SET PROBLEM =>
Sift the material for lines containing "недр", and return them.

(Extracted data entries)
★ ★ ★ ★
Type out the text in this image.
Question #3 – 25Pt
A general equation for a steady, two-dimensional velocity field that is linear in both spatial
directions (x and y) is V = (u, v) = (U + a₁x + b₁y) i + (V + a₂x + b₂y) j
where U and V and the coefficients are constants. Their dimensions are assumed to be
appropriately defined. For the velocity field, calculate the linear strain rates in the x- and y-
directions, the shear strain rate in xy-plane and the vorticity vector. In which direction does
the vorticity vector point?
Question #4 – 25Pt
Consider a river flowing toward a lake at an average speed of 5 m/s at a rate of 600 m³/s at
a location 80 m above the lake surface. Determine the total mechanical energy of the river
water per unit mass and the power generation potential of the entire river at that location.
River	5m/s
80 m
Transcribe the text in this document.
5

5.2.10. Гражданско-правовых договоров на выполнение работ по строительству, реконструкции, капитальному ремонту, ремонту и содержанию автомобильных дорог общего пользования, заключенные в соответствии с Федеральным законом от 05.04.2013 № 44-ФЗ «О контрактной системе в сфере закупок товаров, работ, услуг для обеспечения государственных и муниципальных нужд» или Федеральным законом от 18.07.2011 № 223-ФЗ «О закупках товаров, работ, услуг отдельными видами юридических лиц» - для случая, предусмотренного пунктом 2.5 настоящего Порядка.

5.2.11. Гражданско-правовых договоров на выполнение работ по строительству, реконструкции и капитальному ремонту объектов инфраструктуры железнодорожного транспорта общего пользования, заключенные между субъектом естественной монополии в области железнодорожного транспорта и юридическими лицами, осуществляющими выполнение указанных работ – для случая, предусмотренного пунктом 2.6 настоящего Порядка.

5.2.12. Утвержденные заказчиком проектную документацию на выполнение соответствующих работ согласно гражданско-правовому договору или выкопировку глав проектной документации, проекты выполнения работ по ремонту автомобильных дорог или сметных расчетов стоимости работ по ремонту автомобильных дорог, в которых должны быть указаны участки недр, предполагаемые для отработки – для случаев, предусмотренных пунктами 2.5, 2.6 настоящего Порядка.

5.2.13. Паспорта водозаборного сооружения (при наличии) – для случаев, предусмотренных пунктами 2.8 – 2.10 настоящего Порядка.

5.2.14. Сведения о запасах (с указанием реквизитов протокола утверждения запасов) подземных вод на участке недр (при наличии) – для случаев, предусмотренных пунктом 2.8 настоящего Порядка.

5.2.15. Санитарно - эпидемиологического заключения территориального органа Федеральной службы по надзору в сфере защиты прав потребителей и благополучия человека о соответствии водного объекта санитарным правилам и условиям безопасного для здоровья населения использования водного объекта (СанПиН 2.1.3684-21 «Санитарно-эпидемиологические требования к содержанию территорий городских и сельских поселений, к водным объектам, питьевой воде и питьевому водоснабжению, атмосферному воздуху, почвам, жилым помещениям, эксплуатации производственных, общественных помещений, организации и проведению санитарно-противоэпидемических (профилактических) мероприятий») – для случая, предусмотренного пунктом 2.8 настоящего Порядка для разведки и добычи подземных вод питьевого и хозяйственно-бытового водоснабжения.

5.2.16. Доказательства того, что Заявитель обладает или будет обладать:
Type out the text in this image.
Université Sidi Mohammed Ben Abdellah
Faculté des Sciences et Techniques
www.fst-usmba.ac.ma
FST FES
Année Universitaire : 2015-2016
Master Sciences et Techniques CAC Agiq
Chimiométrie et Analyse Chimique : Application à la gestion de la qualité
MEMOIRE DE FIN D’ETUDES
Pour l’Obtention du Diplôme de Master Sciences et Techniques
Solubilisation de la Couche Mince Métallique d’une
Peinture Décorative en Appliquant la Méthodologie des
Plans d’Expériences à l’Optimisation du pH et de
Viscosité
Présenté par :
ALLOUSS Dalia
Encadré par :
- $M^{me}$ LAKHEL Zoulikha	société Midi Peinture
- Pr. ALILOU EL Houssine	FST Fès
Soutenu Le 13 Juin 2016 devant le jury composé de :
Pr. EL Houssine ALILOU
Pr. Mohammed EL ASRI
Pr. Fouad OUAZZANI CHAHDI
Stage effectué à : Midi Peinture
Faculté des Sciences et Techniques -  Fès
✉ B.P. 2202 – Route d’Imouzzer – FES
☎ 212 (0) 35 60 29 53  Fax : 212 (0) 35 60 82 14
★ ★ ★ ★
EXERCISE SOLUTION =>
5.2.12. Утвержденные заказчиком проектную документацию на выполнение соответствующих работ согласно гражданско-правовому договору или выкопировку глав проектной документации, проекты выполнения работ по ремонту автомобильных дорог или сметных расчетов стоимости работ по ремонту автомобильных дорог, в которых должны быть указаны участки недр, предполагаемые для отработки – для случаев, предусмотренных пунктами 2.5, 2.6 настоящего Порядка.
5.2.14. Сведения о запасах (с указанием реквизитов протокола утверждения запасов) подземных вод на участке недр (при наличии) – для случаев, предусмотренных пунктом 2.8 настоящего Порядка.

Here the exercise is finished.